Task details
Which lines contain the word "ylabel"? Return each of them as written.

A block of data:

- - - - -

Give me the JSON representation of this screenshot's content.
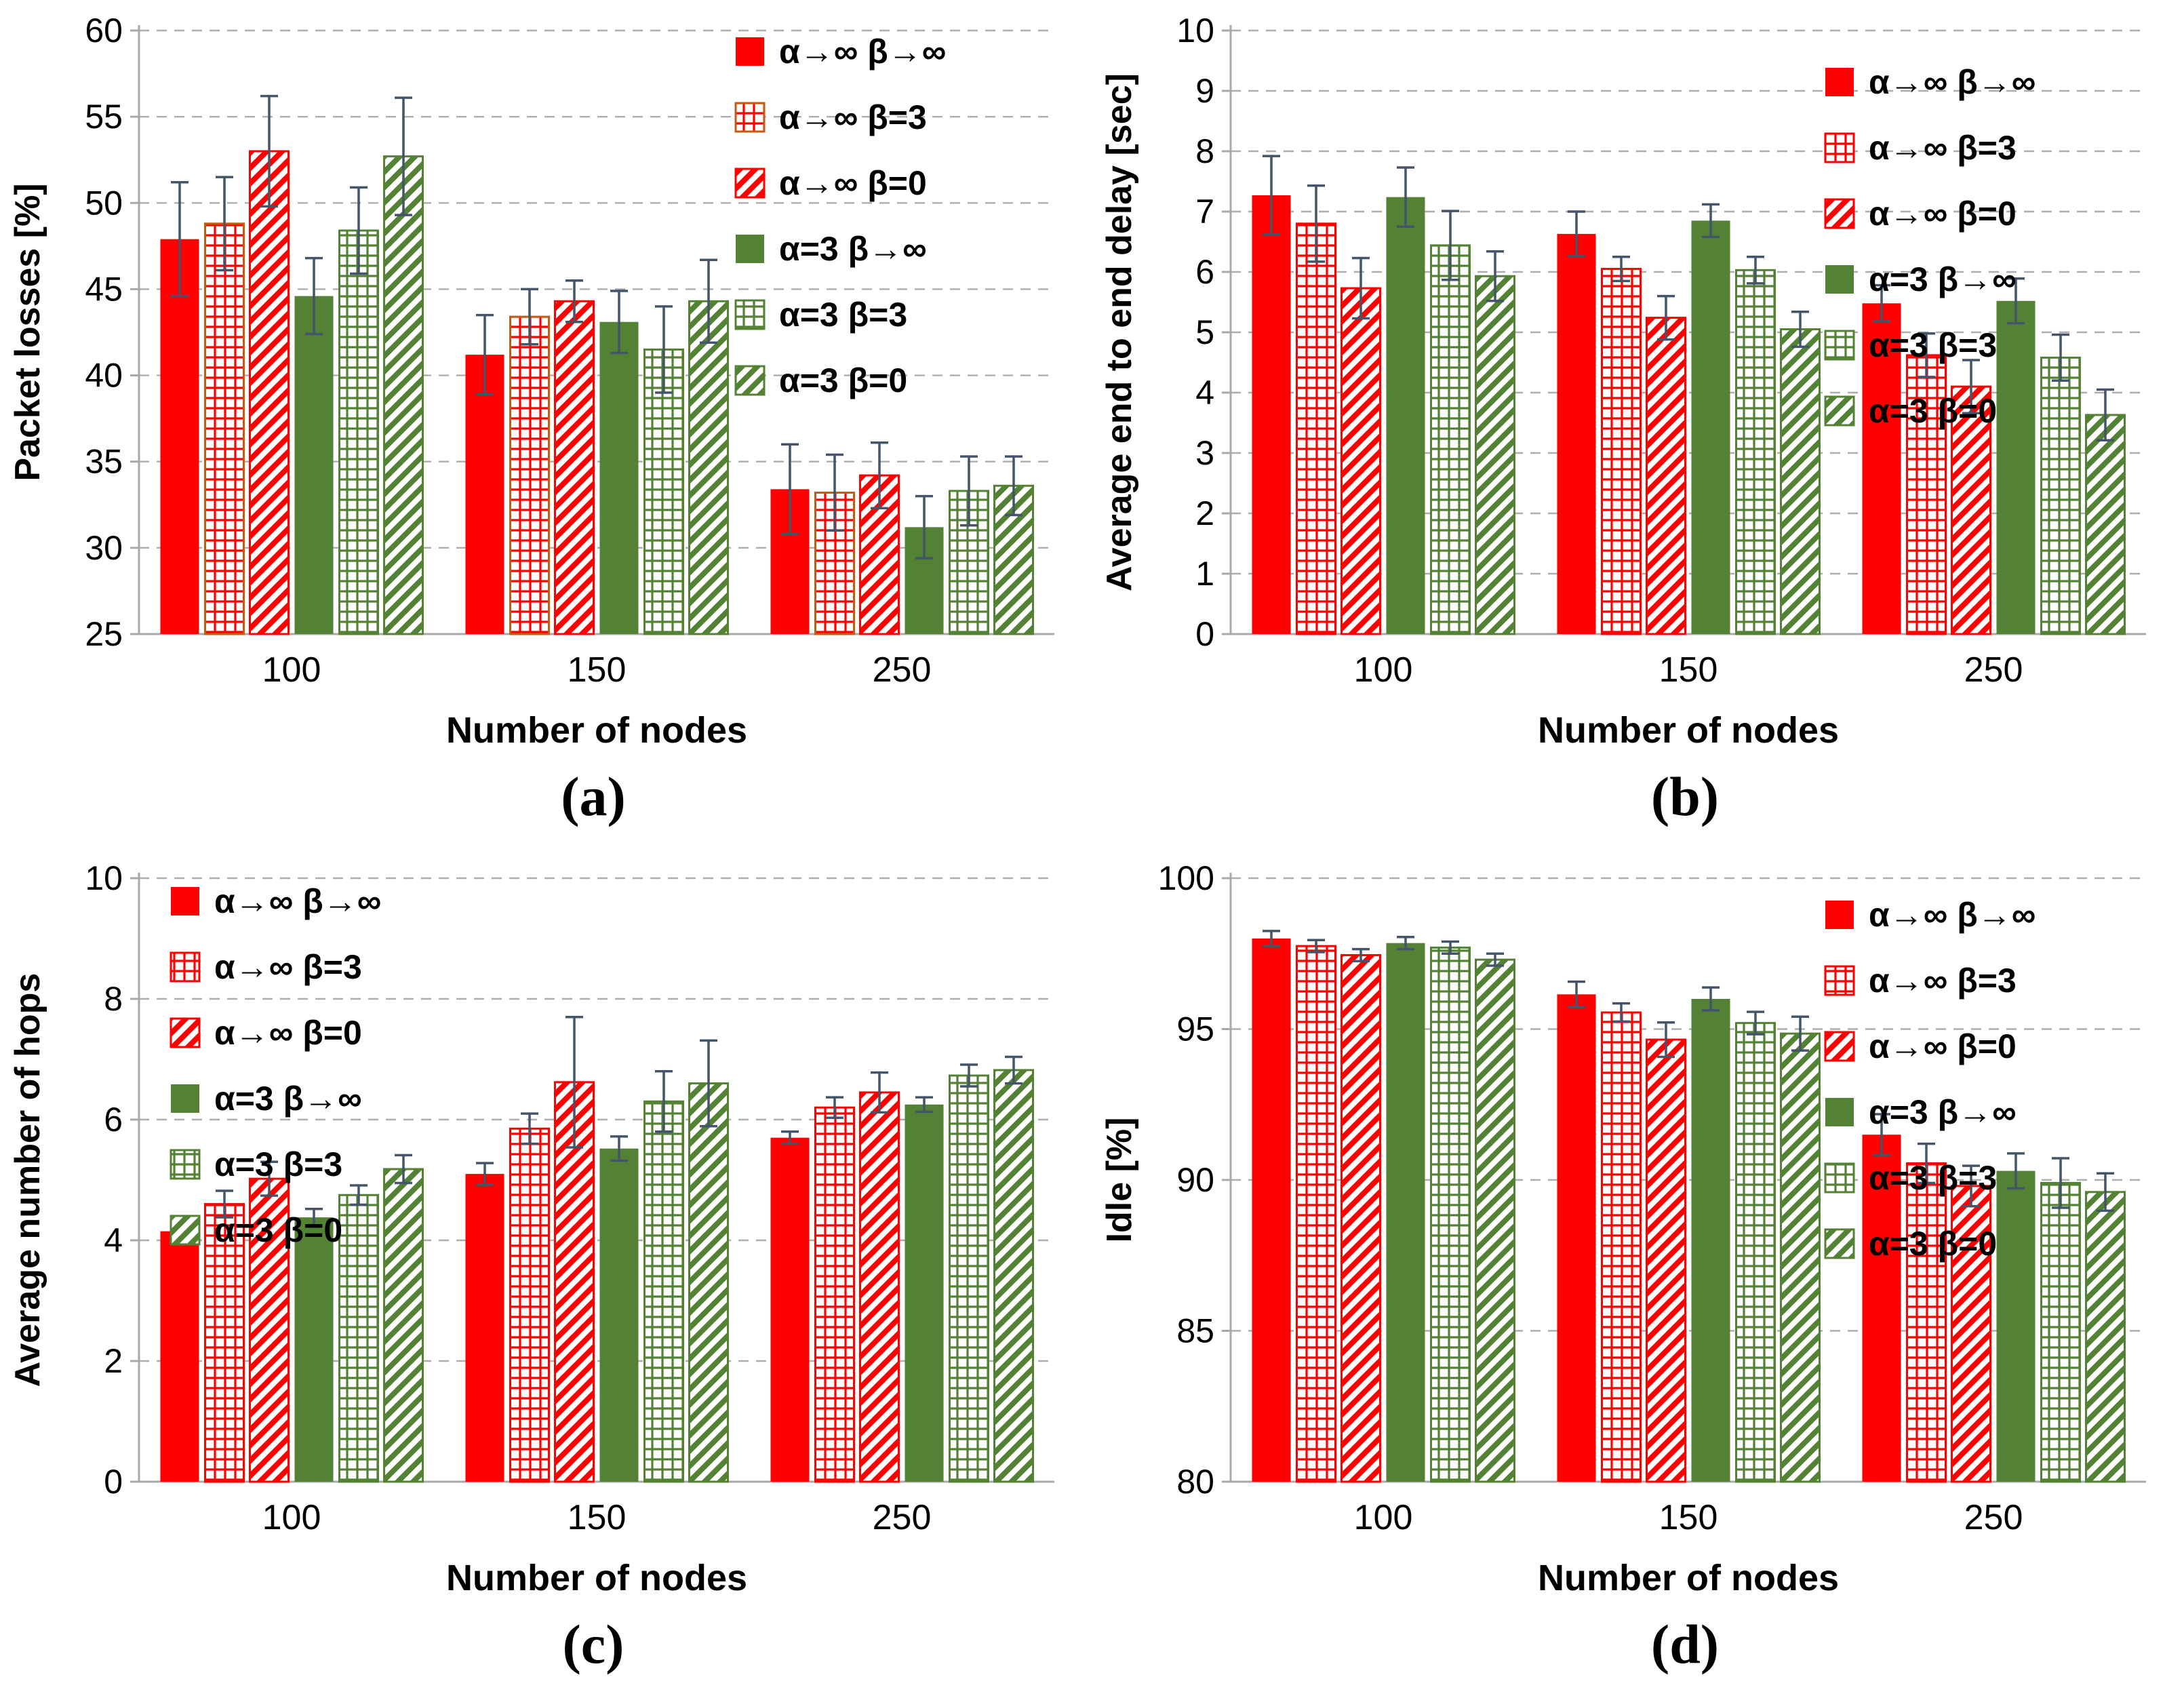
{
  "colors": {
    "red": "#FE0000",
    "green": "#548235",
    "red_grid_border": "#C55A11",
    "error_bar": "#44546A",
    "gridline": "#ADADAD",
    "axis": "#A9A9A9",
    "text": "#000000"
  },
  "chart_data": [
    {
      "id": "a",
      "type": "bar",
      "caption": "(a)",
      "xlabel": "Number of nodes",
      "ylabel": "Packet losses [%]",
      "categories": [
        "100",
        "150",
        "250"
      ],
      "ylim": [
        25,
        60
      ],
      "yticks": [
        25,
        30,
        35,
        40,
        45,
        50,
        55,
        60
      ],
      "grid": true,
      "legend_position": "top-right",
      "series": [
        {
          "name": "α→∞ β→∞",
          "style": "red-solid",
          "values": [
            47.9,
            41.2,
            33.4
          ],
          "errors": [
            3.3,
            2.3,
            2.6
          ]
        },
        {
          "name": "α→∞ β=3",
          "style": "red-grid",
          "border": "#C55A11",
          "values": [
            48.8,
            43.4,
            33.2
          ],
          "errors": [
            2.7,
            1.6,
            2.2
          ]
        },
        {
          "name": "α→∞ β=0",
          "style": "red-diag",
          "values": [
            53.0,
            44.3,
            34.2
          ],
          "errors": [
            3.2,
            1.2,
            1.9
          ]
        },
        {
          "name": "α=3 β→∞",
          "style": "green-solid",
          "values": [
            44.6,
            43.1,
            31.2
          ],
          "errors": [
            2.2,
            1.8,
            1.8
          ]
        },
        {
          "name": "α=3 β=3",
          "style": "green-grid",
          "values": [
            48.4,
            41.5,
            33.3
          ],
          "errors": [
            2.5,
            2.5,
            2.0
          ]
        },
        {
          "name": "α=3 β=0",
          "style": "green-diag",
          "values": [
            52.7,
            44.3,
            33.6
          ],
          "errors": [
            3.4,
            2.4,
            1.7
          ]
        }
      ]
    },
    {
      "id": "b",
      "type": "bar",
      "caption": "(b)",
      "xlabel": "Number of nodes",
      "ylabel": "Average end to end delay [sec]",
      "categories": [
        "100",
        "150",
        "250"
      ],
      "ylim": [
        0,
        10
      ],
      "yticks": [
        0,
        1,
        2,
        3,
        4,
        5,
        6,
        7,
        8,
        9,
        10
      ],
      "grid": true,
      "legend_position": "top-right",
      "series": [
        {
          "name": "α→∞ β→∞",
          "style": "red-solid",
          "values": [
            7.27,
            6.63,
            5.48
          ],
          "errors": [
            0.65,
            0.37,
            0.3
          ]
        },
        {
          "name": "α→∞ β=3",
          "style": "red-grid",
          "values": [
            6.8,
            6.05,
            4.62
          ],
          "errors": [
            0.63,
            0.2,
            0.36
          ]
        },
        {
          "name": "α→∞ β=0",
          "style": "red-diag",
          "values": [
            5.73,
            5.24,
            4.1
          ],
          "errors": [
            0.5,
            0.36,
            0.44
          ]
        },
        {
          "name": "α=3 β→∞",
          "style": "green-solid",
          "values": [
            7.24,
            6.85,
            5.52
          ],
          "errors": [
            0.49,
            0.27,
            0.37
          ]
        },
        {
          "name": "α=3 β=3",
          "style": "green-grid",
          "values": [
            6.44,
            6.03,
            4.58
          ],
          "errors": [
            0.57,
            0.22,
            0.38
          ]
        },
        {
          "name": "α=3 β=0",
          "style": "green-diag",
          "values": [
            5.93,
            5.05,
            3.63
          ],
          "errors": [
            0.41,
            0.29,
            0.42
          ]
        }
      ]
    },
    {
      "id": "c",
      "type": "bar",
      "caption": "(c)",
      "xlabel": "Number of nodes",
      "ylabel": "Average number of hops",
      "categories": [
        "100",
        "150",
        "250"
      ],
      "ylim": [
        0,
        10
      ],
      "yticks": [
        0,
        2,
        4,
        6,
        8,
        10
      ],
      "grid": true,
      "legend_position": "top-left",
      "series": [
        {
          "name": "α→∞ β→∞",
          "style": "red-solid",
          "values": [
            4.15,
            5.1,
            5.7
          ],
          "errors": [
            0.18,
            0.18,
            0.1
          ]
        },
        {
          "name": "α→∞ β=3",
          "style": "red-grid",
          "values": [
            4.6,
            5.85,
            6.2
          ],
          "errors": [
            0.22,
            0.25,
            0.17
          ]
        },
        {
          "name": "α→∞ β=0",
          "style": "red-diag",
          "values": [
            5.02,
            6.62,
            6.45
          ],
          "errors": [
            0.28,
            1.08,
            0.33
          ]
        },
        {
          "name": "α=3 β→∞",
          "style": "green-solid",
          "values": [
            4.38,
            5.52,
            6.25
          ],
          "errors": [
            0.14,
            0.2,
            0.12
          ]
        },
        {
          "name": "α=3 β=3",
          "style": "green-grid",
          "values": [
            4.75,
            6.3,
            6.73
          ],
          "errors": [
            0.16,
            0.5,
            0.18
          ]
        },
        {
          "name": "α=3 β=0",
          "style": "green-diag",
          "values": [
            5.18,
            6.6,
            6.82
          ],
          "errors": [
            0.23,
            0.71,
            0.22
          ]
        }
      ]
    },
    {
      "id": "d",
      "type": "bar",
      "caption": "(d)",
      "xlabel": "Number of nodes",
      "ylabel": "Idle [%]",
      "categories": [
        "100",
        "150",
        "250"
      ],
      "ylim": [
        80,
        100
      ],
      "yticks": [
        80,
        85,
        90,
        95,
        100
      ],
      "grid": true,
      "legend_position": "top-right",
      "series": [
        {
          "name": "α→∞ β→∞",
          "style": "red-solid",
          "values": [
            98.0,
            96.15,
            91.5
          ],
          "errors": [
            0.25,
            0.42,
            0.68
          ]
        },
        {
          "name": "α→∞ β=3",
          "style": "red-grid",
          "values": [
            97.75,
            95.55,
            90.55
          ],
          "errors": [
            0.2,
            0.3,
            0.65
          ]
        },
        {
          "name": "α→∞ β=0",
          "style": "red-diag",
          "values": [
            97.45,
            94.65,
            89.8
          ],
          "errors": [
            0.2,
            0.57,
            0.67
          ]
        },
        {
          "name": "α=3 β→∞",
          "style": "green-solid",
          "values": [
            97.85,
            96.0,
            90.3
          ],
          "errors": [
            0.2,
            0.38,
            0.58
          ]
        },
        {
          "name": "α=3 β=3",
          "style": "green-grid",
          "values": [
            97.7,
            95.2,
            89.9
          ],
          "errors": [
            0.2,
            0.37,
            0.82
          ]
        },
        {
          "name": "α=3 β=0",
          "style": "green-diag",
          "values": [
            97.3,
            94.85,
            89.6
          ],
          "errors": [
            0.2,
            0.56,
            0.62
          ]
        }
      ]
    }
  ]
}
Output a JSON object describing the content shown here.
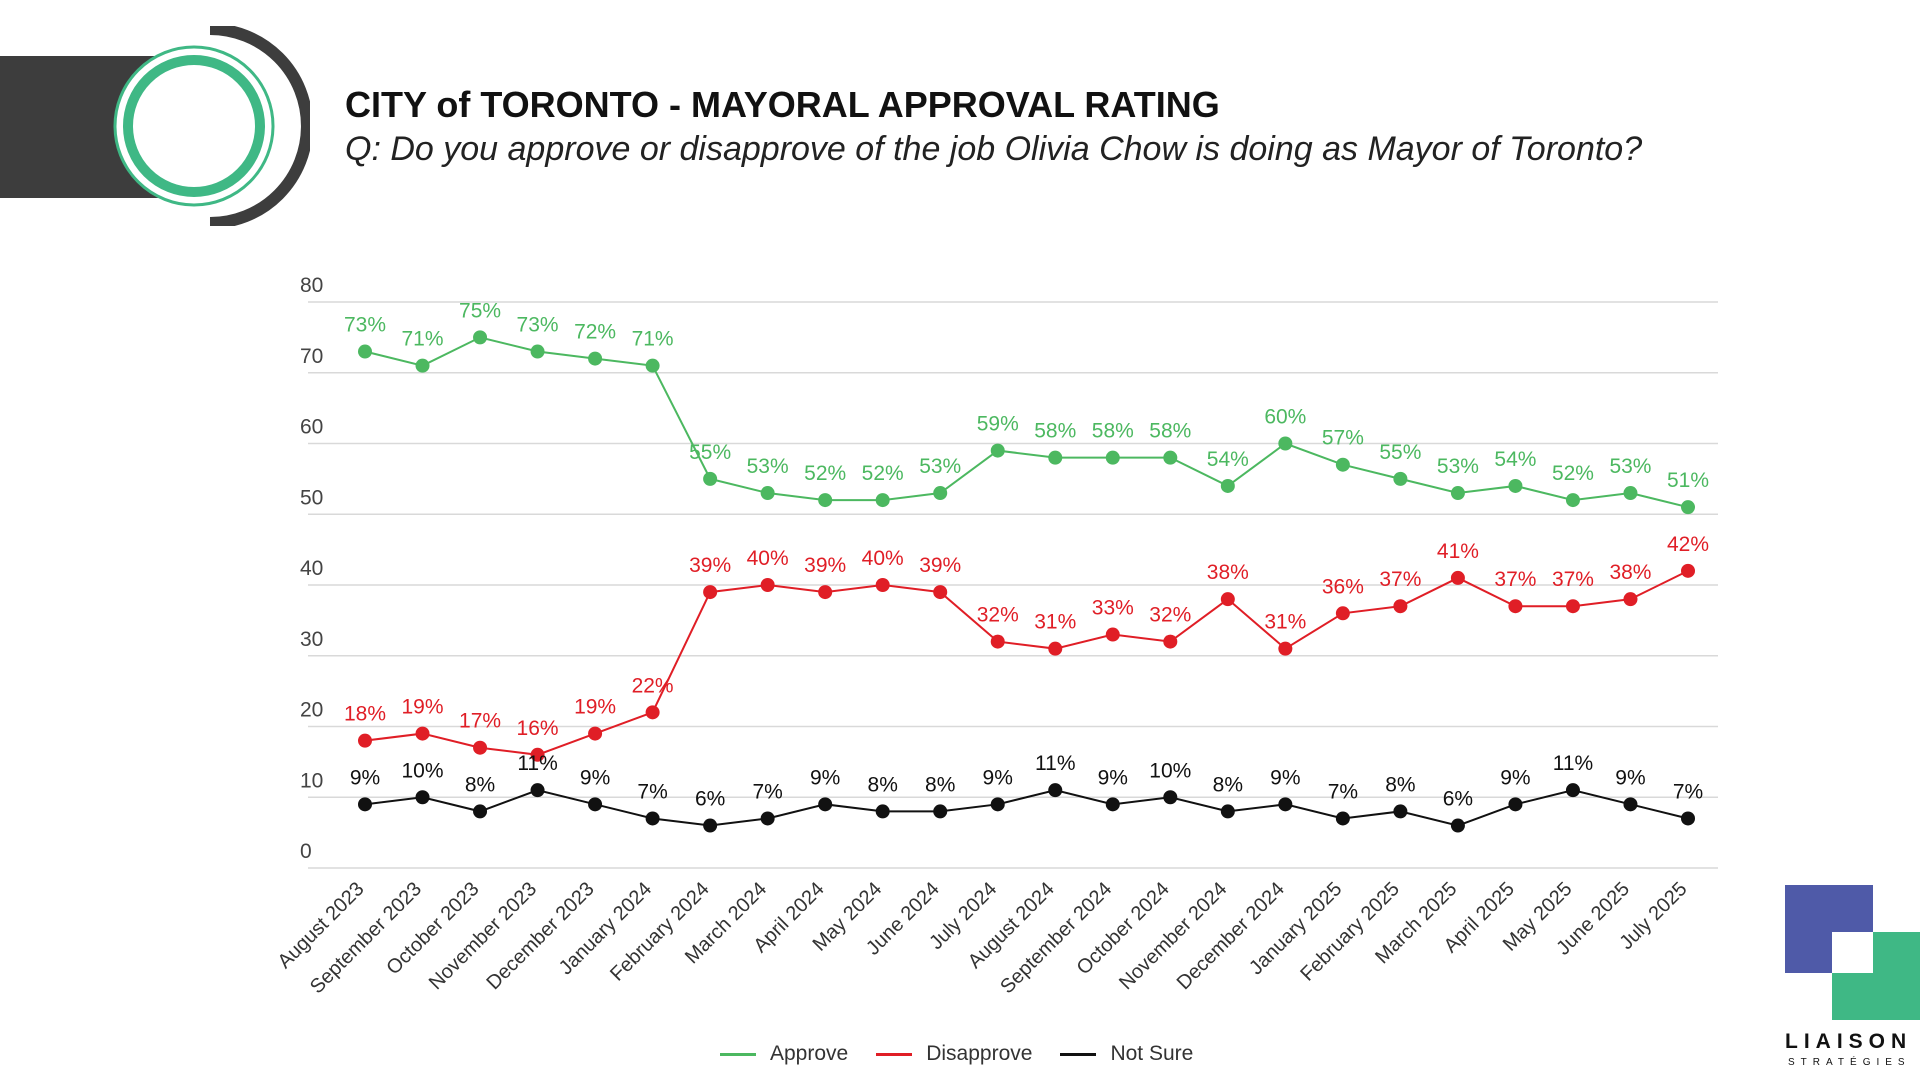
{
  "header": {
    "title": "CITY of TORONTO - MAYORAL APPROVAL RATING",
    "subtitle": "Q: Do you approve or disapprove of the job Olivia Chow is doing as Mayor of Toronto?"
  },
  "logo": {
    "name": "LIAISON",
    "tagline": "STRATÉGIES"
  },
  "colors": {
    "approve": "#4cb860",
    "disapprove": "#e01e26",
    "not_sure": "#111111",
    "accent_green": "#3fb885",
    "accent_purple": "#4f5aa8"
  },
  "chart_data": {
    "type": "line",
    "title": "",
    "xlabel": "",
    "ylabel": "",
    "ylim": [
      0,
      80
    ],
    "yticks": [
      0,
      10,
      20,
      30,
      40,
      50,
      60,
      70,
      80
    ],
    "grid": true,
    "legend_position": "bottom",
    "categories": [
      "August 2023",
      "September 2023",
      "October 2023",
      "November 2023",
      "December 2023",
      "January 2024",
      "February 2024",
      "March 2024",
      "April 2024",
      "May 2024",
      "June 2024",
      "July 2024",
      "August 2024",
      "September 2024",
      "October 2024",
      "November 2024",
      "December 2024",
      "January 2025",
      "February 2025",
      "March 2025",
      "April 2025",
      "May 2025",
      "June 2025",
      "July 2025"
    ],
    "series": [
      {
        "name": "Approve",
        "color": "#4cb860",
        "values": [
          73,
          71,
          75,
          73,
          72,
          71,
          55,
          53,
          52,
          52,
          53,
          59,
          58,
          58,
          58,
          54,
          60,
          57,
          55,
          53,
          54,
          52,
          53,
          51
        ]
      },
      {
        "name": "Disapprove",
        "color": "#e01e26",
        "values": [
          18,
          19,
          17,
          16,
          19,
          22,
          39,
          40,
          39,
          40,
          39,
          32,
          31,
          33,
          32,
          38,
          31,
          36,
          37,
          41,
          37,
          37,
          38,
          42
        ]
      },
      {
        "name": "Not Sure",
        "color": "#111111",
        "values": [
          9,
          10,
          8,
          11,
          9,
          7,
          6,
          7,
          9,
          8,
          8,
          9,
          11,
          9,
          10,
          8,
          9,
          7,
          8,
          6,
          9,
          11,
          9,
          7
        ]
      }
    ],
    "value_suffix": "%"
  }
}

- - - - -

Written answer
      "ylabel": "Packet losses [%]",
      "ylabel": "Average end to end delay [sec]",
      "ylabel": "Average number of hops",
      "ylabel": "Idle [%]",
    "ylabel": "",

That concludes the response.